== Set exercise ==
Answer with one number: the count of lines in this material that hold the word "xlabel".

────────────────

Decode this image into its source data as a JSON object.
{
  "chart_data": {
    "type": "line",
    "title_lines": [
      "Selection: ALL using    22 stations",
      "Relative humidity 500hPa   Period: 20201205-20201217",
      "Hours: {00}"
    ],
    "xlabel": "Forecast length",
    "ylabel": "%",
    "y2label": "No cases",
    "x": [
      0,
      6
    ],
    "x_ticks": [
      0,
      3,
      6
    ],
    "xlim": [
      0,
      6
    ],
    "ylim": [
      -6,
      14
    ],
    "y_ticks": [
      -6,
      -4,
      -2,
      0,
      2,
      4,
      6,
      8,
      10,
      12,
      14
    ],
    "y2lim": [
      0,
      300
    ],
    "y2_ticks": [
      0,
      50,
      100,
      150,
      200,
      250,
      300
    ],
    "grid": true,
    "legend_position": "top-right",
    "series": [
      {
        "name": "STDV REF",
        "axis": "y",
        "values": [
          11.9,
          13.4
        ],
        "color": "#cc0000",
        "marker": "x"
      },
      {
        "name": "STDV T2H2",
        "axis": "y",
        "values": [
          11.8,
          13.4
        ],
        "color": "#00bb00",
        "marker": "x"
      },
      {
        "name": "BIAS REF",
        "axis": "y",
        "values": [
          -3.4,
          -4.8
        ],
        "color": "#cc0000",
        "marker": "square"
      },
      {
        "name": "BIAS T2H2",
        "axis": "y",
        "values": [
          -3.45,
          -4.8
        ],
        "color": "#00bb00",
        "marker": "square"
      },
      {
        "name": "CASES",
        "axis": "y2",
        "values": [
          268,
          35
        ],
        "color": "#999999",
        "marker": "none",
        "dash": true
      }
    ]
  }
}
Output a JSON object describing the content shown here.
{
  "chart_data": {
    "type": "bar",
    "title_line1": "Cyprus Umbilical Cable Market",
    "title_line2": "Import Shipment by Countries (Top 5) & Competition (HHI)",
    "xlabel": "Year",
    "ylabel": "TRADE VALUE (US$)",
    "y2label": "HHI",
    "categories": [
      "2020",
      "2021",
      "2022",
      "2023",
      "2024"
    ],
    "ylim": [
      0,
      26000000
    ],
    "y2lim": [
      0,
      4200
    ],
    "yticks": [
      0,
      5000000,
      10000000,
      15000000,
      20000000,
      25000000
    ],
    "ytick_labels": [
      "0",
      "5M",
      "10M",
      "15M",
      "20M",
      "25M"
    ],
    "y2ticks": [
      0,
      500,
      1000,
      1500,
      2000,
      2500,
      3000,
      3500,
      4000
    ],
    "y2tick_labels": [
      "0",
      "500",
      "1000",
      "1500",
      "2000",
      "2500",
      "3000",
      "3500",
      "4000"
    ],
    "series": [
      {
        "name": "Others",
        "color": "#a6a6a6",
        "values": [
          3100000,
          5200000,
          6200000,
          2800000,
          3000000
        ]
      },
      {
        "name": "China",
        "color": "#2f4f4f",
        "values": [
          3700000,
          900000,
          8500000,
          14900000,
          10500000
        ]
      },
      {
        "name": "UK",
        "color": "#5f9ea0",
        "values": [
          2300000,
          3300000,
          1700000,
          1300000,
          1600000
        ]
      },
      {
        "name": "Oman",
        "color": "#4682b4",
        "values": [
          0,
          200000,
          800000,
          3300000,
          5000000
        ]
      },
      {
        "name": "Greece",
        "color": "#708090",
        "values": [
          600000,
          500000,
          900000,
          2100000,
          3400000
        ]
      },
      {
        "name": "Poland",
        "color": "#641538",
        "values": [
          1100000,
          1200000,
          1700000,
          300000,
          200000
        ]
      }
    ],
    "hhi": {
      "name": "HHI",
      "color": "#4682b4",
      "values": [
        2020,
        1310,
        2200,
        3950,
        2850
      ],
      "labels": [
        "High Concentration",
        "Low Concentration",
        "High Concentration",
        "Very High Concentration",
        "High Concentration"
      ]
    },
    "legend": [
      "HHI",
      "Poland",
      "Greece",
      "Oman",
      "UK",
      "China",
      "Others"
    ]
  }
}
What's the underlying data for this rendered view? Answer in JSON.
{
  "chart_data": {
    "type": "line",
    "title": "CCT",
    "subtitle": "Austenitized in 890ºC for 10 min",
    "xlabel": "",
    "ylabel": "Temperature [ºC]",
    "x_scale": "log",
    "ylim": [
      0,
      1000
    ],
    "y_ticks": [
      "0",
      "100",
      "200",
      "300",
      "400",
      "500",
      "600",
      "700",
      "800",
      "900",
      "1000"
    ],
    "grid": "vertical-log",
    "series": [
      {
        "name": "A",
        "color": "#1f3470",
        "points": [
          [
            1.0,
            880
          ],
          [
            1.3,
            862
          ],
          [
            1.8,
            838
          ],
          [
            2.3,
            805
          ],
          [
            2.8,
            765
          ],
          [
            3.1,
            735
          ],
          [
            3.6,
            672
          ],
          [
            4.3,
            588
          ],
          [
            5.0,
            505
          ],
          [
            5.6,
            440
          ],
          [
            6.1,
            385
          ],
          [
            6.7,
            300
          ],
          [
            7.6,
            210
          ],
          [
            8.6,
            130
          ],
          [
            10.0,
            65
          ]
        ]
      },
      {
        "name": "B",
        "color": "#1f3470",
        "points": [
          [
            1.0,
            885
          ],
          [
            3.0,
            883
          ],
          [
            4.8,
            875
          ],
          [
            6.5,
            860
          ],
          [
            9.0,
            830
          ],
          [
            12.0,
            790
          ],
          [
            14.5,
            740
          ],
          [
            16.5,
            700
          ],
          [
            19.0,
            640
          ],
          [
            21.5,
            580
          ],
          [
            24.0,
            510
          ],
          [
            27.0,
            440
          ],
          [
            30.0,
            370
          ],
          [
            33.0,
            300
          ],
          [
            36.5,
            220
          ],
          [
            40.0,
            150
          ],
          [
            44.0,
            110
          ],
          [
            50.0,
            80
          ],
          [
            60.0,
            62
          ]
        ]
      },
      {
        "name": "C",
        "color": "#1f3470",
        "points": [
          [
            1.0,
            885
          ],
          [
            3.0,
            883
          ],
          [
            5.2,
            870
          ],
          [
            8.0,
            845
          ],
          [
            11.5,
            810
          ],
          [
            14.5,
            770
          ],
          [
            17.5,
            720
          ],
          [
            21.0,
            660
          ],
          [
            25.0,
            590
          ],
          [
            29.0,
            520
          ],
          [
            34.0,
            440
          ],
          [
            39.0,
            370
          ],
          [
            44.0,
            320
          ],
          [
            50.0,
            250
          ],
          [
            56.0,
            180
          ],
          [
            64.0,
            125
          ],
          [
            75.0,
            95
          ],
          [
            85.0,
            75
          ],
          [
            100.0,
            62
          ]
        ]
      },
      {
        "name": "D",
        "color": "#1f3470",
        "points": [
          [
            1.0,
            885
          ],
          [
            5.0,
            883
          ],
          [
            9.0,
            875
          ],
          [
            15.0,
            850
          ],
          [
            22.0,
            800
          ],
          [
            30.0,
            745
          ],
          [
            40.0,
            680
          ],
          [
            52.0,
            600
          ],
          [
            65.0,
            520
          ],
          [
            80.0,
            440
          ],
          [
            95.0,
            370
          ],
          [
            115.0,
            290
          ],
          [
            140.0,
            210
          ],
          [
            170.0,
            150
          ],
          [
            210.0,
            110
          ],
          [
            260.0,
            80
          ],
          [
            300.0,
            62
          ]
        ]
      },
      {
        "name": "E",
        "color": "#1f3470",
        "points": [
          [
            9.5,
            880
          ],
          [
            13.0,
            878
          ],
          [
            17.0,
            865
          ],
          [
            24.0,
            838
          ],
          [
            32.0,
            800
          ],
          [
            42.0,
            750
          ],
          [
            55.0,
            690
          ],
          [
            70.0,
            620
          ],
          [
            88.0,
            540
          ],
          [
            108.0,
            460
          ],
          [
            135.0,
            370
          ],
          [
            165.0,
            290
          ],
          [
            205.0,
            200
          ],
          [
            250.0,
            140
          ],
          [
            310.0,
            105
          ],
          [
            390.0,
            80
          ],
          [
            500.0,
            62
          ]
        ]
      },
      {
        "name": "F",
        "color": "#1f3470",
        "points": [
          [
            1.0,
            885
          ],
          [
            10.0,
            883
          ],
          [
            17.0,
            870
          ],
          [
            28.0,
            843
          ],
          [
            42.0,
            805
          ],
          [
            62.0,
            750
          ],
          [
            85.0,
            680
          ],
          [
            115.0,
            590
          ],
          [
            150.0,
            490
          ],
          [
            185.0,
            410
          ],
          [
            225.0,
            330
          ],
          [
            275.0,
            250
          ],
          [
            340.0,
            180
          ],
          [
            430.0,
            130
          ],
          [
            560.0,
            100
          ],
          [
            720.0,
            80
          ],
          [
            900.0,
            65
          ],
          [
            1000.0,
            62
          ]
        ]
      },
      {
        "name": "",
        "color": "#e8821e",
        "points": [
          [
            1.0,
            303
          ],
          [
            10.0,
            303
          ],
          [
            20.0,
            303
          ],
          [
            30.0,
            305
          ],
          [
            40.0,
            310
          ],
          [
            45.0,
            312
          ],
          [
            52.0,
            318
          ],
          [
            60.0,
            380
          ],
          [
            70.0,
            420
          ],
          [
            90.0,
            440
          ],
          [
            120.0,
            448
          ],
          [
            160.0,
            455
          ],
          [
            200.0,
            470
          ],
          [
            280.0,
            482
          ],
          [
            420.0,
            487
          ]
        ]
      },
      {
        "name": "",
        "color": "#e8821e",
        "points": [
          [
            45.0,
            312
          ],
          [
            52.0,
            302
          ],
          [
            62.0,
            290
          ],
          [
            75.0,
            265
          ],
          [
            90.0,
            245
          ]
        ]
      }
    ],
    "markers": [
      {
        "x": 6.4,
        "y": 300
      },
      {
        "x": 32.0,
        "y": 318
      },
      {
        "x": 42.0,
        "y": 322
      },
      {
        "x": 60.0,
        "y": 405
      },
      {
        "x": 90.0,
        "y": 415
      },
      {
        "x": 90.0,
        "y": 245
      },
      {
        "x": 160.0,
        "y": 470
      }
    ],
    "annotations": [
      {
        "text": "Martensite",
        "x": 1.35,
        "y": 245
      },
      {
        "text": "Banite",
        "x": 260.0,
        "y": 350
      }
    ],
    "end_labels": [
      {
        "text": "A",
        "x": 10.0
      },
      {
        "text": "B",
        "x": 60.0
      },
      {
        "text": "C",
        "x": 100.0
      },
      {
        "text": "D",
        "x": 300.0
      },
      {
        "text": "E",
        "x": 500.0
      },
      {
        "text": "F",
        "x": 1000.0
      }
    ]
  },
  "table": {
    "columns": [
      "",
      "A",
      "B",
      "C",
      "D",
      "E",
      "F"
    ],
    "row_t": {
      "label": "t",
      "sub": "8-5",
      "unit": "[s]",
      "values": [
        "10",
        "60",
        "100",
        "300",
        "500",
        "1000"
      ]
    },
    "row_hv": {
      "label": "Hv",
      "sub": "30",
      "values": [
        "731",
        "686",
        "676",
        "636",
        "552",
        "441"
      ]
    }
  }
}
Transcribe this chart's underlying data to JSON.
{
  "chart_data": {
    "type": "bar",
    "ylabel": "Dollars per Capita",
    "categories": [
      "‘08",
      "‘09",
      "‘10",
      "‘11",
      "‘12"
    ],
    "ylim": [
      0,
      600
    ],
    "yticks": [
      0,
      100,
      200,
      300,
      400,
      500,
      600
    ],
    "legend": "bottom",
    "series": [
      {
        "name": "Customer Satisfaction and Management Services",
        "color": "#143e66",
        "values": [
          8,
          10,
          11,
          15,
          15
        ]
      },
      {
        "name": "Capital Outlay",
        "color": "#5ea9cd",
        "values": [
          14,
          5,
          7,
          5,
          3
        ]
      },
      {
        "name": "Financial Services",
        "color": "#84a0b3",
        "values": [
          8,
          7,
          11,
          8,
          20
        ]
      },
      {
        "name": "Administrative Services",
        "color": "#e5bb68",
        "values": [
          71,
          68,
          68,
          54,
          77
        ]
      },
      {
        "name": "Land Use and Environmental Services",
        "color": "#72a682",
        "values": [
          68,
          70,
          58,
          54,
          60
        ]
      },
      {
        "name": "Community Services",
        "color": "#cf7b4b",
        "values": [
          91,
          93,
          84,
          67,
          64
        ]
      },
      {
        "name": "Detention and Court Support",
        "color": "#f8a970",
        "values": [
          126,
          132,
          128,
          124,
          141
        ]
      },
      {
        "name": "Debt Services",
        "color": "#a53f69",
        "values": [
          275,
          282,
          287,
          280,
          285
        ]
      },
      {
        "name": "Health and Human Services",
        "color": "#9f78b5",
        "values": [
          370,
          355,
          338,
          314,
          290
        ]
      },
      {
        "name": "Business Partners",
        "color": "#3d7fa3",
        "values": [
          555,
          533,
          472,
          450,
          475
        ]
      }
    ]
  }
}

────────────────

== Response below ==
3